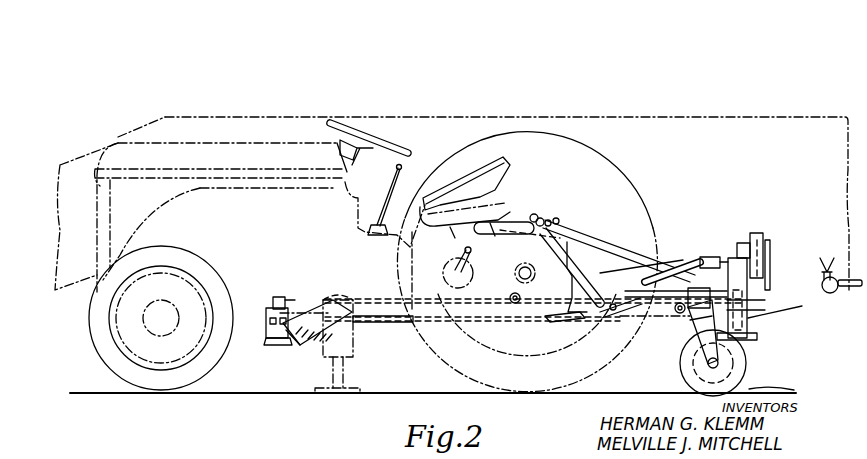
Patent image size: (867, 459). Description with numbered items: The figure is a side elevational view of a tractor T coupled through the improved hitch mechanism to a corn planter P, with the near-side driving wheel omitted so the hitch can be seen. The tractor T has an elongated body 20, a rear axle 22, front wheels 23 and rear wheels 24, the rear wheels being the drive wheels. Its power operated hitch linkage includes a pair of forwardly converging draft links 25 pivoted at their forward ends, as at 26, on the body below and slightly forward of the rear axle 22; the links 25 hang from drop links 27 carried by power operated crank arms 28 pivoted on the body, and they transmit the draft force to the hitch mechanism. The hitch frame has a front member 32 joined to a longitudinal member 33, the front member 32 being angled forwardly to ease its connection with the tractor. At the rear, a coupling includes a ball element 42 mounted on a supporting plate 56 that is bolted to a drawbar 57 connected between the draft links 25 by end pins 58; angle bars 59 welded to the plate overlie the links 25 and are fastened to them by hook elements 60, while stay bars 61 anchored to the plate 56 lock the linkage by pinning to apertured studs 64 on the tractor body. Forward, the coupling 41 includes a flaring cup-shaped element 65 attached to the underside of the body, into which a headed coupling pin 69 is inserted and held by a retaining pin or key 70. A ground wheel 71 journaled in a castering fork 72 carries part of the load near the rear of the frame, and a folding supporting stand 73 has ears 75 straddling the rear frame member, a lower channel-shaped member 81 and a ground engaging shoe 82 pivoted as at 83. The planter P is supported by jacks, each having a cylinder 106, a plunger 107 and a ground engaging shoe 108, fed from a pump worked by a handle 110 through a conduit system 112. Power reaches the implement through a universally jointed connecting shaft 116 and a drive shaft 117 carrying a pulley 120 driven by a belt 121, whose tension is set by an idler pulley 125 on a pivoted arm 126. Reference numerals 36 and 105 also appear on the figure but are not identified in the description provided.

The tractor T is at (117, 130).
The corn planter P is at (231, 76).
The elongated body 20 is at (389, 287).
The rear axle 22 is at (517, 268).
The front wheels 23 is at (198, 255).
The rear wheels 24 is at (457, 377).
The draft links 25 is at (612, 312).
The pivot 26 is at (513, 294).
The drop links 27 is at (557, 249).
The crank arms 28 is at (510, 220).
The front member 32 is at (305, 317).
The longitudinal member 33 is at (437, 345).
The mower assembly 36 is at (799, 278).
The coupling 41 is at (262, 348).
The ball element 42 is at (750, 300).
The supporting plate 56 is at (718, 258).
The drawbar 57 is at (641, 321).
The end pins 58 is at (662, 305).
The angle bars 59 is at (649, 274).
The hook elements 60 is at (603, 318).
The stay bars 61 is at (607, 268).
The apertured studs 64 is at (557, 227).
The cup-shaped element 65 is at (272, 342).
The coupling pin 69 is at (237, 322).
The retaining pin 70 is at (288, 317).
The ground wheel 71 is at (750, 375).
The castering fork 72 is at (708, 360).
The supporting stand 73 is at (773, 338).
The ears 75 is at (757, 324).
The lower channel-shaped member 81 is at (765, 338).
The ground engaging shoe 82 is at (766, 343).
The shoe pivot 83 is at (760, 333).
The link 105 is at (577, 317).
The cylinder 106 is at (353, 357).
The plunger 107 is at (333, 375).
The ground engaging shoe 108 is at (355, 388).
The handle 110 is at (847, 243).
The conduit system 112 is at (848, 280).
The connecting shaft 116 is at (683, 275).
The drive shaft 117 is at (727, 258).
The pulley 120 is at (768, 245).
The belt 121 is at (762, 238).
The idler pulley 125 is at (755, 231).
The arm 126 is at (753, 232).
——
Rewrite the records as a numbered list, running from their first line up to and including the line with "The elongated body 20 is at (389, 287).". Omit blank lines and leave the pictures out of the answer.

1. Patent image size: (867, 459). Description with numbered items: The figure is a side elevational view of a tractor T coupled through the improved hitch mechanism to a corn planter P, with the near-side driving wheel omitted so the hitch can be seen. The tractor T has an elongated body 20, a rear axle 22, front wheels 23 and rear wheels 24, the rear wheels being the drive wheels. Its power operated hitch linkage includes a pair of forwardly converging draft links 25 pivoted at their forward ends, as at 26, on the body below and slightly forward of the rear axle 22; the links 25 hang from drop links 27 carried by power operated crank arms 28 pivoted on the body, and they transmit the draft force to the hitch mechanism. The hitch frame has a front member 32 joined to a longitudinal member 33, the front member 32 being angled forwardly to ease its connection with the tractor. At the rear, a coupling includes a ball element 42 mounted on a supporting plate 56 that is bolted to a drawbar 57 connected between the draft links 25 by end pins 58; angle bars 59 welded to the plate overlie the links 25 and are fastened to them by hook elements 60, while stay bars 61 anchored to the plate 56 lock the linkage by pinning to apertured studs 64 on the tractor body. Forward, the coupling 41 includes a flaring cup-shaped element 65 attached to the underside of the body, into which a headed coupling pin 69 is inserted and held by a retaining pin or key 70. A ground wheel 71 journaled in a castering fork 72 carries part of the load near the rear of the frame, and a folding supporting stand 73 has ears 75 straddling the rear frame member, a lower channel-shaped member 81 and a ground engaging shoe 82 pivoted as at 83. The planter P is supported by jacks, each having a cylinder 106, a plunger 107 and a ground engaging shoe 108, fed from a pump worked by a handle 110 through a conduit system 112. Power reaches the implement through a universally jointed connecting shaft 116 and a drive shaft 117 carrying a pulley 120 driven by a belt 121, whose tension is set by an idler pulley 125 on a pivoted arm 126. Reference numerals 36 and 105 also appear on the figure but are not identified in the description provided.
2. The tractor T is at (117, 130).
3. The corn planter P is at (231, 76).
4. The elongated body 20 is at (389, 287).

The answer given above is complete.